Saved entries
"""
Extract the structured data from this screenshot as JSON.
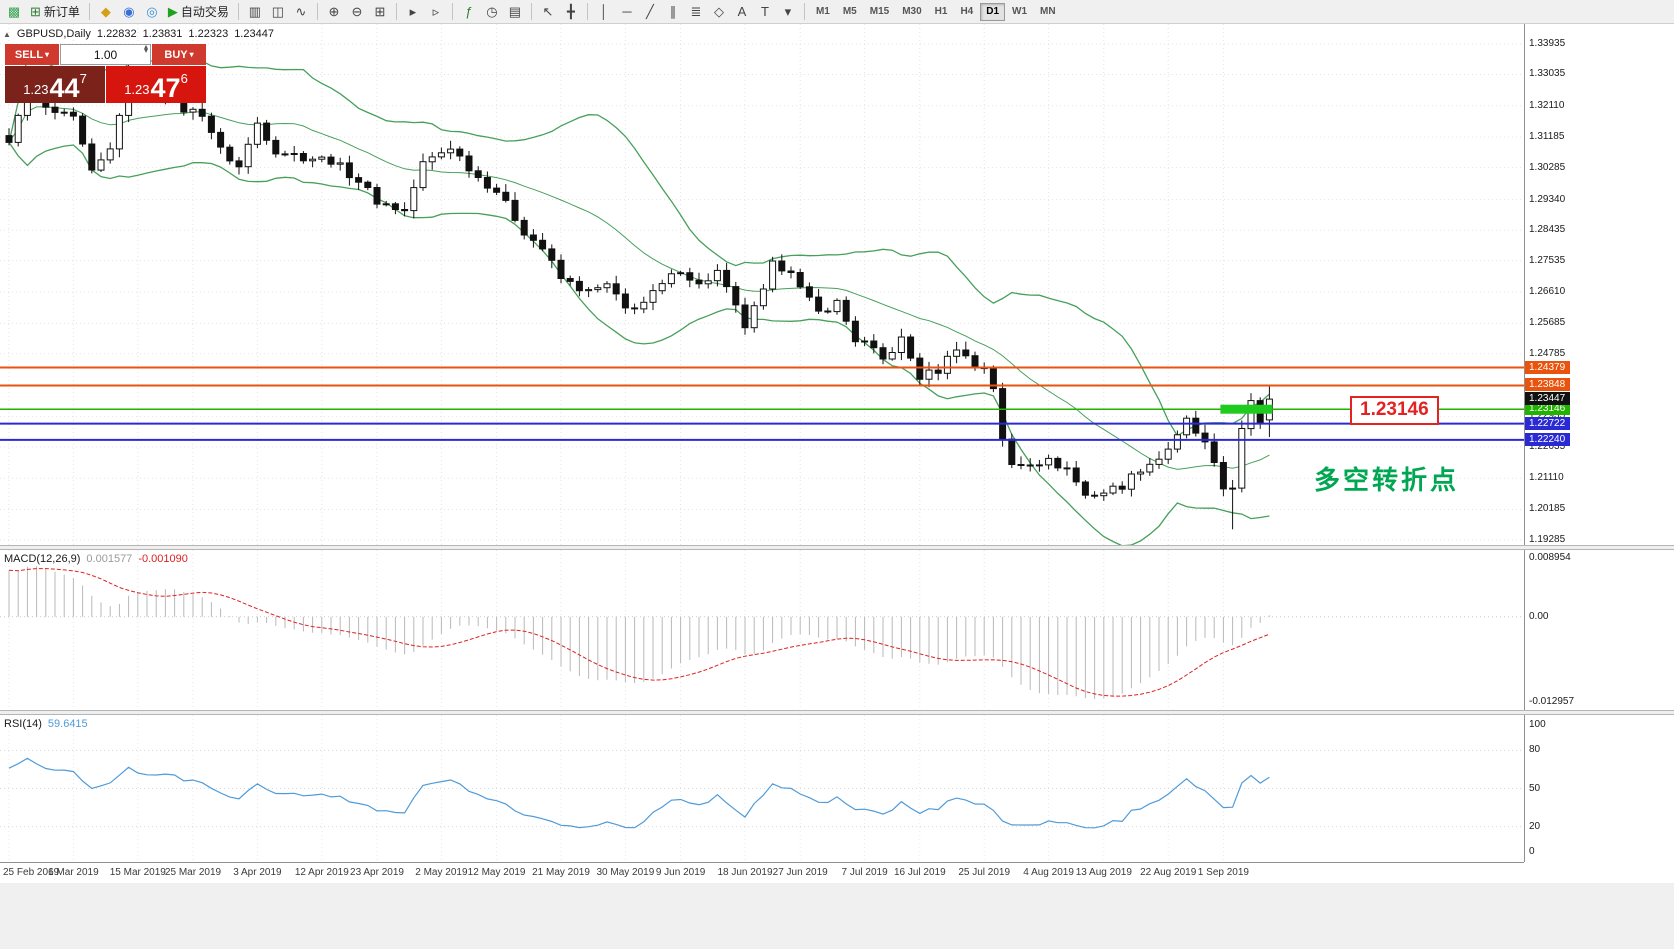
{
  "window": {
    "bg": "#f0f0f0",
    "chart_bg": "#ffffff"
  },
  "colors": {
    "level_orange": "#e8530e",
    "level_green": "#22b200",
    "level_blue": "#2a2ad4",
    "bollinger": "#46a05a",
    "macd_hist": "#b8b8b8",
    "macd_signal": "#dd2222",
    "rsi_line": "#4f9bd9",
    "current_tag": "#111111",
    "callout_red": "#e32222",
    "note_green": "#00a651",
    "sell_panel": "#7b221b",
    "buy_panel": "#d6150f",
    "trade_button": "#d03a2e",
    "highlight_green": "#1ecb1e"
  },
  "toolbar": {
    "groups": [
      {
        "items": [
          {
            "name": "terminal-icon",
            "glyph": "▩",
            "color": "#3aa655"
          },
          {
            "name": "new-order-button",
            "glyph": "⊞",
            "glyph_color": "#2f7d32",
            "label": "新订单"
          }
        ]
      },
      {
        "items": [
          {
            "name": "layouts-icon",
            "glyph": "◆",
            "color": "#d4a017"
          },
          {
            "name": "data-window-icon",
            "glyph": "◉",
            "color": "#3a6fd8"
          },
          {
            "name": "refresh-icon",
            "glyph": "◎",
            "color": "#3a8fd8"
          },
          {
            "name": "autotrading-button",
            "glyph": "▶",
            "glyph_color": "#21a121",
            "label": "自动交易"
          }
        ]
      },
      {
        "items": [
          {
            "name": "bar-chart-icon",
            "glyph": "▥"
          },
          {
            "name": "candlestick-chart-icon",
            "glyph": "◫"
          },
          {
            "name": "line-chart-icon",
            "glyph": "∿"
          }
        ]
      },
      {
        "items": [
          {
            "name": "zoom-in-icon",
            "glyph": "⊕"
          },
          {
            "name": "zoom-out-icon",
            "glyph": "⊖"
          },
          {
            "name": "tile-windows-icon",
            "glyph": "⊞"
          }
        ]
      },
      {
        "items": [
          {
            "name": "auto-scroll-icon",
            "glyph": "▸"
          },
          {
            "name": "chart-shift-icon",
            "glyph": "▹"
          }
        ]
      },
      {
        "items": [
          {
            "name": "indicators-icon",
            "glyph": "ƒ",
            "color": "#2f7d32"
          },
          {
            "name": "periods-icon",
            "glyph": "◷"
          },
          {
            "name": "templates-icon",
            "glyph": "▤"
          }
        ]
      },
      {
        "items": [
          {
            "name": "cursor-icon",
            "glyph": "↖"
          },
          {
            "name": "crosshair-icon",
            "glyph": "╋"
          }
        ]
      },
      {
        "items": [
          {
            "name": "vertical-line-icon",
            "glyph": "│"
          },
          {
            "name": "horizontal-line-icon",
            "glyph": "─"
          },
          {
            "name": "trendline-icon",
            "glyph": "╱"
          },
          {
            "name": "equidistant-channel-icon",
            "glyph": "∥"
          },
          {
            "name": "fibonacci-icon",
            "glyph": "≣"
          },
          {
            "name": "shapes-icon",
            "glyph": "◇"
          },
          {
            "name": "text-icon",
            "glyph": "A"
          },
          {
            "name": "text-label-icon",
            "glyph": "T"
          },
          {
            "name": "arrow-tools-icon",
            "glyph": "▾"
          }
        ]
      }
    ],
    "timeframes": {
      "items": [
        "M1",
        "M5",
        "M15",
        "M30",
        "H1",
        "H4",
        "D1",
        "W1",
        "MN"
      ],
      "active": "D1"
    },
    "overflow_glyph": "»"
  },
  "chart_header": {
    "symbol": "GBPUSD,Daily",
    "open": "1.22832",
    "high": "1.23831",
    "low": "1.22323",
    "close": "1.23447"
  },
  "trade_panel": {
    "sell_label": "SELL",
    "buy_label": "BUY",
    "volume": "1.00",
    "sell_price": {
      "prefix": "1.23",
      "big": "44",
      "sup": "7"
    },
    "buy_price": {
      "prefix": "1.23",
      "big": "47",
      "sup": "6"
    }
  },
  "chart_data": {
    "type": "candlestick",
    "symbol": "GBPUSD",
    "timeframe": "Daily",
    "last_candle": {
      "o": 1.22832,
      "h": 1.23831,
      "l": 1.22323,
      "c": 1.23447
    },
    "candle_count": 138,
    "close_anchors": [
      [
        0,
        1.3095
      ],
      [
        2,
        1.329
      ],
      [
        4,
        1.32
      ],
      [
        7,
        1.317
      ],
      [
        9,
        1.301
      ],
      [
        11,
        1.308
      ],
      [
        13,
        1.33
      ],
      [
        15,
        1.323
      ],
      [
        17,
        1.326
      ],
      [
        19,
        1.32
      ],
      [
        21,
        1.319
      ],
      [
        23,
        1.308
      ],
      [
        25,
        1.303
      ],
      [
        27,
        1.316
      ],
      [
        29,
        1.308
      ],
      [
        32,
        1.306
      ],
      [
        35,
        1.305
      ],
      [
        38,
        1.299
      ],
      [
        40,
        1.293
      ],
      [
        43,
        1.29
      ],
      [
        45,
        1.304
      ],
      [
        48,
        1.309
      ],
      [
        51,
        1.3
      ],
      [
        53,
        1.296
      ],
      [
        56,
        1.284
      ],
      [
        58,
        1.279
      ],
      [
        60,
        1.27
      ],
      [
        63,
        1.266
      ],
      [
        65,
        1.268
      ],
      [
        67,
        1.261
      ],
      [
        69,
        1.263
      ],
      [
        71,
        1.268
      ],
      [
        73,
        1.273
      ],
      [
        75,
        1.268
      ],
      [
        77,
        1.272
      ],
      [
        80,
        1.256
      ],
      [
        82,
        1.266
      ],
      [
        83,
        1.274
      ],
      [
        85,
        1.273
      ],
      [
        86,
        1.267
      ],
      [
        88,
        1.26
      ],
      [
        90,
        1.263
      ],
      [
        92,
        1.252
      ],
      [
        93,
        1.251
      ],
      [
        95,
        1.246
      ],
      [
        97,
        1.252
      ],
      [
        99,
        1.241
      ],
      [
        101,
        1.243
      ],
      [
        103,
        1.25
      ],
      [
        105,
        1.244
      ],
      [
        106,
        1.244
      ],
      [
        107,
        1.238
      ],
      [
        108,
        1.222
      ],
      [
        109,
        1.215
      ],
      [
        111,
        1.216
      ],
      [
        113,
        1.216
      ],
      [
        115,
        1.214
      ],
      [
        117,
        1.206
      ],
      [
        119,
        1.207
      ],
      [
        121,
        1.209
      ],
      [
        123,
        1.214
      ],
      [
        125,
        1.217
      ],
      [
        127,
        1.223
      ],
      [
        128,
        1.228
      ],
      [
        130,
        1.221
      ],
      [
        132,
        1.208
      ],
      [
        133,
        1.209
      ],
      [
        134,
        1.225
      ],
      [
        135,
        1.233
      ],
      [
        136,
        1.228
      ],
      [
        137,
        1.23447
      ]
    ],
    "wick_overrides": [
      {
        "i": 13,
        "high": 1.338
      },
      {
        "i": 133,
        "low": 1.196
      }
    ],
    "price_scale_labels": [
      "1.33935",
      "1.33035",
      "1.32110",
      "1.31185",
      "1.30285",
      "1.29340",
      "1.28435",
      "1.27535",
      "1.26610",
      "1.25685",
      "1.24785",
      "1.23860",
      "1.22935",
      "1.22035",
      "1.21110",
      "1.20185",
      "1.19285"
    ],
    "date_ticks": [
      {
        "i": 0,
        "label": "25 Feb 2019"
      },
      {
        "i": 7,
        "label": "6 Mar 2019"
      },
      {
        "i": 14,
        "label": "15 Mar 2019"
      },
      {
        "i": 20,
        "label": "25 Mar 2019"
      },
      {
        "i": 27,
        "label": "3 Apr 2019"
      },
      {
        "i": 34,
        "label": "12 Apr 2019"
      },
      {
        "i": 40,
        "label": "23 Apr 2019"
      },
      {
        "i": 47,
        "label": "2 May 2019"
      },
      {
        "i": 53,
        "label": "12 May 2019"
      },
      {
        "i": 60,
        "label": "21 May 2019"
      },
      {
        "i": 67,
        "label": "30 May 2019"
      },
      {
        "i": 73,
        "label": "9 Jun 2019"
      },
      {
        "i": 80,
        "label": "18 Jun 2019"
      },
      {
        "i": 86,
        "label": "27 Jun 2019"
      },
      {
        "i": 93,
        "label": "7 Jul 2019"
      },
      {
        "i": 99,
        "label": "16 Jul 2019"
      },
      {
        "i": 106,
        "label": "25 Jul 2019"
      },
      {
        "i": 113,
        "label": "4 Aug 2019"
      },
      {
        "i": 119,
        "label": "13 Aug 2019"
      },
      {
        "i": 126,
        "label": "22 Aug 2019"
      },
      {
        "i": 132,
        "label": "1 Sep 2019"
      }
    ],
    "levels": [
      {
        "price": 1.24379,
        "label": "1.24379",
        "color": "#e8530e",
        "width": 2
      },
      {
        "price": 1.23848,
        "label": "1.23848",
        "color": "#e8530e",
        "width": 2
      },
      {
        "price": 1.23146,
        "label": "1.23146",
        "color": "#22b200",
        "width": 1.5
      },
      {
        "price": 1.22722,
        "label": "1.22722",
        "color": "#2a2ad4",
        "width": 2
      },
      {
        "price": 1.2224,
        "label": "1.22240",
        "color": "#2a2ad4",
        "width": 2
      }
    ],
    "current_tag": {
      "label": "1.23447",
      "price": 1.23447
    },
    "highlight_segment": {
      "price": 1.23146,
      "from": 132,
      "to": 137,
      "thickness": 9
    },
    "annotations": {
      "callout_text": "1.23146",
      "note_text": "多空转折点"
    },
    "indicators": {
      "bollinger": {
        "period": 20,
        "deviation": 2
      },
      "macd": {
        "label": "MACD(12,26,9)",
        "value_main": "0.001577",
        "value_signal": "-0.001090",
        "scale_max": "0.008954",
        "scale_zero": "0.00",
        "scale_min": "-0.012957"
      },
      "rsi": {
        "label": "RSI(14)",
        "value": "59.6415",
        "scale_labels": [
          "100",
          "80",
          "50",
          "20",
          "0"
        ],
        "levels": [
          80,
          50,
          20
        ]
      }
    }
  }
}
"""
**Exercise requirements**: Where a line in the material contains "candlestick", copy that line.

**Result below**:
            "name": "candlestick-chart-icon",
    "type": "candlestick",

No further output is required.